> [Input records]:
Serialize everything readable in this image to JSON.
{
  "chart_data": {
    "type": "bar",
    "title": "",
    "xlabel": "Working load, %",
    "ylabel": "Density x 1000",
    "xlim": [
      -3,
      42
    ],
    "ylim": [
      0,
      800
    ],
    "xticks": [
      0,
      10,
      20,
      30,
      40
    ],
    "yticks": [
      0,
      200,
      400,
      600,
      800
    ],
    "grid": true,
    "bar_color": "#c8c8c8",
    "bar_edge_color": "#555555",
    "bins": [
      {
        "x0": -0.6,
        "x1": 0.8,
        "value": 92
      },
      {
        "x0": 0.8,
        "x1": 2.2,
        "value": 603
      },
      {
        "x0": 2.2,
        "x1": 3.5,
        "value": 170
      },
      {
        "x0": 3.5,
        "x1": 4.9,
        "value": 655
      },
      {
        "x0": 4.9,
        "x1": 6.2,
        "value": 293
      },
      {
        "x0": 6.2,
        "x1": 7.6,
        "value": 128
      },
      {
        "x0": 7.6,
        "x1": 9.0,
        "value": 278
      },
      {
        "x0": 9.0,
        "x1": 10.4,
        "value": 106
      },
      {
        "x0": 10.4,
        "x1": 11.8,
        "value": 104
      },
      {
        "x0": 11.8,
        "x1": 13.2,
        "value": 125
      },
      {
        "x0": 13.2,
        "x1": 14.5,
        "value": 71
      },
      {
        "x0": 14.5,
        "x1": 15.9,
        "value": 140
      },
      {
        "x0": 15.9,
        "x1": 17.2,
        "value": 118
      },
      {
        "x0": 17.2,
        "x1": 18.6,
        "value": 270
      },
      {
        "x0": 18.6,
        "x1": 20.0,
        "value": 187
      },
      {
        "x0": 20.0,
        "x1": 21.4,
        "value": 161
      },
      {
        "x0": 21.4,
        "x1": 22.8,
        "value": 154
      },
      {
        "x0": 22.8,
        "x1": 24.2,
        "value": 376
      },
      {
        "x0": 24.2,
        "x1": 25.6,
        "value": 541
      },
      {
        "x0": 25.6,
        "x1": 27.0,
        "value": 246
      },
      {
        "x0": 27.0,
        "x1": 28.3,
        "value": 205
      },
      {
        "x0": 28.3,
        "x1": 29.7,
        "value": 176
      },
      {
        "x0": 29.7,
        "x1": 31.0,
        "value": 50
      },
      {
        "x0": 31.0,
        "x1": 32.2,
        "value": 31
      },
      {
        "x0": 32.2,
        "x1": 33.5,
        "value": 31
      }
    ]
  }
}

> [What you need to do]: Produce an exact copy of all the records.

> [In response]:
Serialize everything readable in this image to JSON.
{
  "chart_data": {
    "type": "bar",
    "title": "",
    "xlabel": "Working load, %",
    "ylabel": "Density x 1000",
    "xlim": [
      -3,
      42
    ],
    "ylim": [
      0,
      800
    ],
    "xticks": [
      0,
      10,
      20,
      30,
      40
    ],
    "yticks": [
      0,
      200,
      400,
      600,
      800
    ],
    "grid": true,
    "bar_color": "#c8c8c8",
    "bar_edge_color": "#555555",
    "bins": [
      {
        "x0": -0.6,
        "x1": 0.8,
        "value": 92
      },
      {
        "x0": 0.8,
        "x1": 2.2,
        "value": 603
      },
      {
        "x0": 2.2,
        "x1": 3.5,
        "value": 170
      },
      {
        "x0": 3.5,
        "x1": 4.9,
        "value": 655
      },
      {
        "x0": 4.9,
        "x1": 6.2,
        "value": 293
      },
      {
        "x0": 6.2,
        "x1": 7.6,
        "value": 128
      },
      {
        "x0": 7.6,
        "x1": 9.0,
        "value": 278
      },
      {
        "x0": 9.0,
        "x1": 10.4,
        "value": 106
      },
      {
        "x0": 10.4,
        "x1": 11.8,
        "value": 104
      },
      {
        "x0": 11.8,
        "x1": 13.2,
        "value": 125
      },
      {
        "x0": 13.2,
        "x1": 14.5,
        "value": 71
      },
      {
        "x0": 14.5,
        "x1": 15.9,
        "value": 140
      },
      {
        "x0": 15.9,
        "x1": 17.2,
        "value": 118
      },
      {
        "x0": 17.2,
        "x1": 18.6,
        "value": 270
      },
      {
        "x0": 18.6,
        "x1": 20.0,
        "value": 187
      },
      {
        "x0": 20.0,
        "x1": 21.4,
        "value": 161
      },
      {
        "x0": 21.4,
        "x1": 22.8,
        "value": 154
      },
      {
        "x0": 22.8,
        "x1": 24.2,
        "value": 376
      },
      {
        "x0": 24.2,
        "x1": 25.6,
        "value": 541
      },
      {
        "x0": 25.6,
        "x1": 27.0,
        "value": 246
      },
      {
        "x0": 27.0,
        "x1": 28.3,
        "value": 205
      },
      {
        "x0": 28.3,
        "x1": 29.7,
        "value": 176
      },
      {
        "x0": 29.7,
        "x1": 31.0,
        "value": 50
      },
      {
        "x0": 31.0,
        "x1": 32.2,
        "value": 31
      },
      {
        "x0": 32.2,
        "x1": 33.5,
        "value": 31
      }
    ]
  }
}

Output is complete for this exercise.